**Document segment**
** begin **

It's unclear that Iran would risk a confrontation with the United States in Iraq even if the mullahs do believe that they are next on Bush's invasion list. But the mullahs are famous for misunderstanding US politics, just as Americans have failed repeatedly to understand Iran's.
In a way, the neocons' Iran project is very similar to the early phase of their Iraq one. It includes a steady drumbeat of threats and warnings, Washington lobbying, a media offensive and support for exile groups--in Iran's case a mishmash that combines supporters of Khomeini's grandson; Reza Pahlavi, the son of the fallen Shah, and the Iranian monarchists; and the Mujaheddin e-Khalq (MEK), a 3,800-strong exile force based in Iraq. In one of the strangest events ever to occur at a Washington think tank, last September Khomeini's grandson--dressed in rough-hewn black and brown robes and crowned by a turban, with dark brooding eyes like his grandfather's--took the podium at AEI, introduced by Michael Ledeen, to call for US assistance to overthrow the Iranian government. He even welcomed an alliance with the Pahlavi monarchists.
Many analysts view the prospects of a Pahlavi-Khomeini-MEK alliance with exceeding skepticism. And they note that the neocons, having bungled Iraq, don't have a lot of credibility left on Middle East policy. But it would be wrong to count them out. A former CIA officer who took part in the debate over Iraq policy in the 1990s recalls how the neocons ultimately prevailed. "The neocons had this idea of working with the Iraqi opposition to arm and train them and to overthrow Saddam Hussein, and people like me said, 'That is really stupid,'" he says. "But you get people to think about it, you get the President engaged, then options expand and then when opportunities come along, you seize them. That's what they did. They got people to buy in. Before September 11, people told them, 'It's never going to happen.' Come September 12, the rules changed." An explosion in Iraq, and some Iranian mischief there, and the rules could change again.

** end **

**Task directions**
Rewrite the passage on the neocons' Iran project from "In a way, the" to "the Pahlavi monarchists.", replacing "think tank" with "policy institute".

**Data provided**

** begin **

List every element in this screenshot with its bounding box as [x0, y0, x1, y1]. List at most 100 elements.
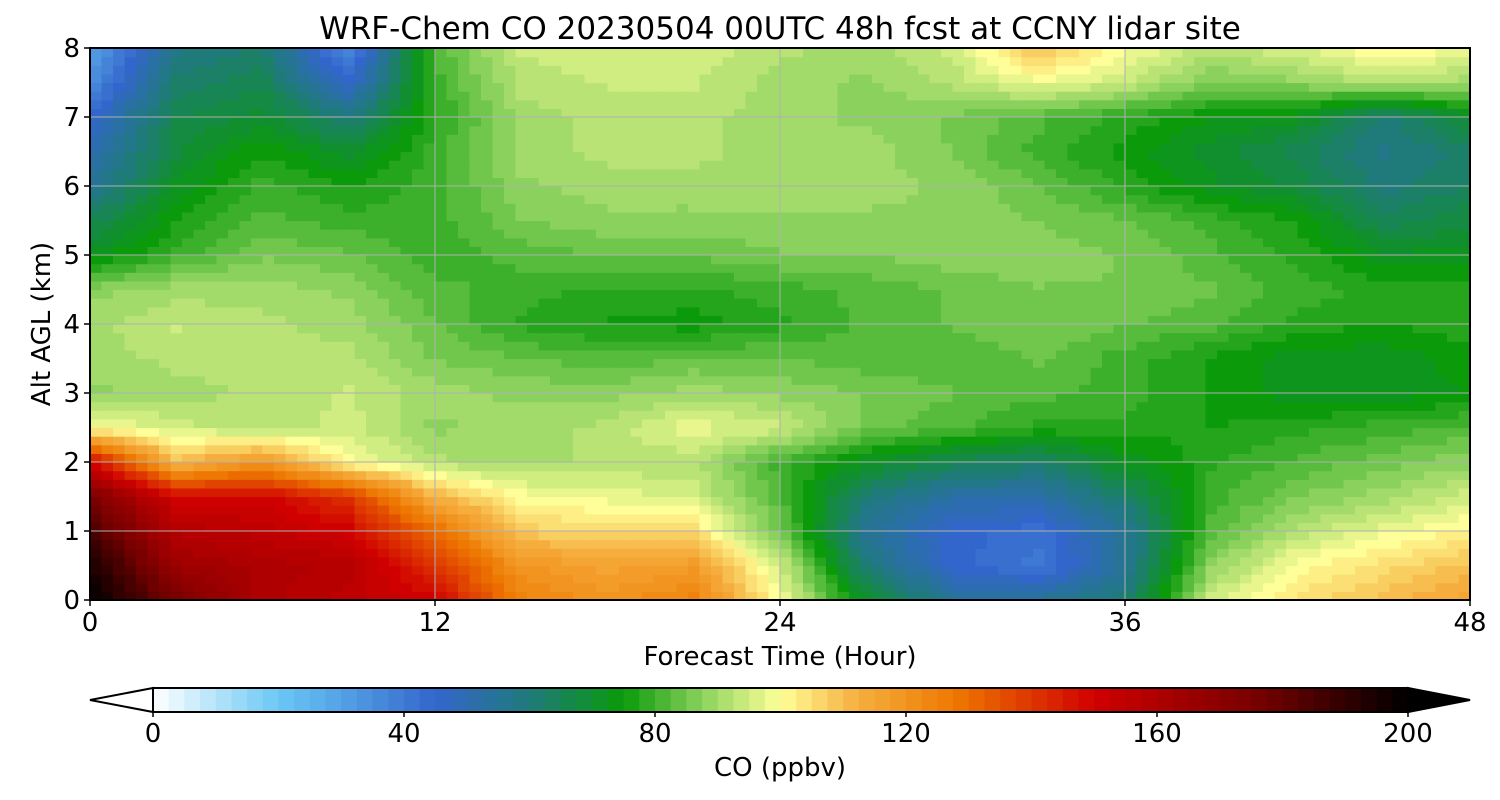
- heatmap-cell: [1228, 367, 1241, 377]
- heatmap-cell: [596, 410, 609, 420]
- heatmap-cell: [182, 306, 195, 316]
- heatmap-cell: [1182, 470, 1195, 480]
- heatmap-cell: [550, 410, 563, 420]
- heatmap-cell: [1228, 505, 1241, 515]
- heatmap-cell: [527, 358, 540, 368]
- heatmap-cell: [251, 470, 264, 480]
- heatmap-cell: [124, 418, 137, 429]
- heatmap-cell: [113, 272, 126, 282]
- heatmap-cell: [906, 289, 919, 299]
- heatmap-cell: [1090, 341, 1103, 351]
- heatmap-cell: [308, 410, 321, 420]
- heatmap-cell: [791, 513, 804, 523]
- heatmap-cell: [1182, 315, 1195, 325]
- heatmap-cell: [228, 556, 241, 567]
- heatmap-cell: [1102, 410, 1115, 420]
- heatmap-cell: [515, 375, 528, 385]
- heatmap-cell: [124, 289, 137, 299]
- heatmap-cell: [1401, 324, 1414, 334]
- heatmap-cell: [1205, 531, 1218, 541]
- heatmap-cell: [573, 539, 586, 549]
- heatmap-cell: [1090, 410, 1103, 420]
- heatmap-cell: [952, 470, 965, 480]
- heatmap-cell: [354, 548, 367, 558]
- heatmap-cell: [113, 470, 126, 480]
- heatmap-cell: [987, 548, 1000, 558]
- heatmap-cell: [389, 444, 402, 454]
- heatmap-cell: [90, 591, 103, 601]
- heatmap-cell: [308, 548, 321, 558]
- heatmap-cell: [170, 556, 183, 567]
- heatmap-cell: [584, 453, 597, 463]
- heatmap-cell: [193, 496, 206, 506]
- heatmap-cell: [205, 255, 218, 265]
- heatmap-cell: [1424, 548, 1437, 558]
- heatmap-cell: [1228, 479, 1241, 489]
- heatmap-cell: [1458, 341, 1471, 351]
- heatmap-cell: [538, 591, 551, 601]
- heatmap-cell: [412, 556, 425, 567]
- heatmap-cell: [389, 367, 402, 377]
- heatmap-cell: [872, 505, 885, 515]
- heatmap-cell: [849, 582, 862, 592]
- heatmap-cell: [872, 332, 885, 342]
- heatmap-cell: [688, 324, 701, 334]
- heatmap-cell: [1079, 591, 1092, 601]
- heatmap-cell: [849, 367, 862, 377]
- heatmap-cell: [998, 453, 1011, 463]
- heatmap-cell: [757, 436, 770, 446]
- heatmap-cell: [1090, 436, 1103, 446]
- heatmap-cell: [1090, 548, 1103, 558]
- heatmap-cell: [872, 574, 885, 584]
- heatmap-cell: [90, 582, 103, 592]
- heatmap-cell: [389, 453, 402, 463]
- heatmap-cell: [274, 367, 287, 377]
- heatmap-cell: [1435, 367, 1448, 377]
- heatmap-cell: [676, 418, 689, 429]
- heatmap-cell: [1113, 418, 1126, 429]
- heatmap-cell: [837, 272, 850, 282]
- heatmap-cell: [573, 272, 586, 282]
- heatmap-cell: [630, 531, 643, 541]
- heatmap-cell: [1228, 410, 1241, 420]
- heatmap-cell: [1033, 349, 1046, 360]
- heatmap-cell: [1056, 427, 1069, 437]
- heatmap-cell: [584, 418, 597, 429]
- heatmap-cell: [159, 384, 172, 394]
- heatmap-cell: [1309, 427, 1322, 437]
- heatmap-cell: [1136, 367, 1149, 377]
- heatmap-cell: [412, 263, 425, 273]
- heatmap-cell: [216, 349, 229, 360]
- heatmap-cell: [435, 591, 448, 601]
- heatmap-cell: [630, 246, 643, 256]
- heatmap-cell: [354, 513, 367, 523]
- heatmap-cell: [1251, 263, 1264, 273]
- heatmap-cell: [1389, 384, 1402, 394]
- heatmap-cell: [1125, 324, 1138, 334]
- heatmap-cell: [1355, 462, 1368, 472]
- heatmap-cell: [1435, 358, 1448, 368]
- heatmap-cell: [423, 375, 436, 385]
- heatmap-cell: [147, 522, 160, 532]
- heatmap-cell: [1366, 298, 1379, 308]
- heatmap-cell: [964, 375, 977, 385]
- heatmap-cell: [90, 375, 103, 385]
- heatmap-cell: [1435, 341, 1448, 351]
- heatmap-cell: [1148, 418, 1161, 429]
- heatmap-cell: [1079, 306, 1092, 316]
- heatmap-cell: [274, 255, 287, 265]
- heatmap-cell: [699, 513, 712, 523]
- heatmap-cell: [1079, 539, 1092, 549]
- heatmap-cell: [412, 470, 425, 480]
- heatmap-cell: [596, 444, 609, 454]
- heatmap-cell: [147, 591, 160, 601]
- heatmap-cell: [1401, 470, 1414, 480]
- heatmap-cell: [596, 393, 609, 403]
- heatmap-cell: [435, 255, 448, 265]
- heatmap-cell: [1067, 556, 1080, 567]
- heatmap-cell: [642, 444, 655, 454]
- heatmap-cell: [1424, 272, 1437, 282]
- heatmap-cell: [1021, 393, 1034, 403]
- heatmap-cell: [159, 341, 172, 351]
- heatmap-cell: [1378, 556, 1391, 567]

** end **

**Correct result**
In a way, the neocons' Iran project is very similar to the early phase of their Iraq one. It includes a steady drumbeat of threats and warnings, Washington lobbying, a media offensive and support for exile groups--in Iran's case a mishmash that combines supporters of Khomeini's grandson; Reza Pahlavi, the son of the fallen Shah, and the Iranian monarchists; and the Mujaheddin e-Khalq (MEK), a 3,800-strong exile force based in Iraq. In one of the strangest events ever to occur at a Washington policy institute, last September Khomeini's grandson--dressed in rough-hewn black and brown robes and crowned by a turban, with dark brooding eyes like his grandfather's--took the podium at AEI, introduced by Michael Ledeen, to call for US assistance to overthrow the Iranian government. He even welcomed an alliance with the Pahlavi monarchists.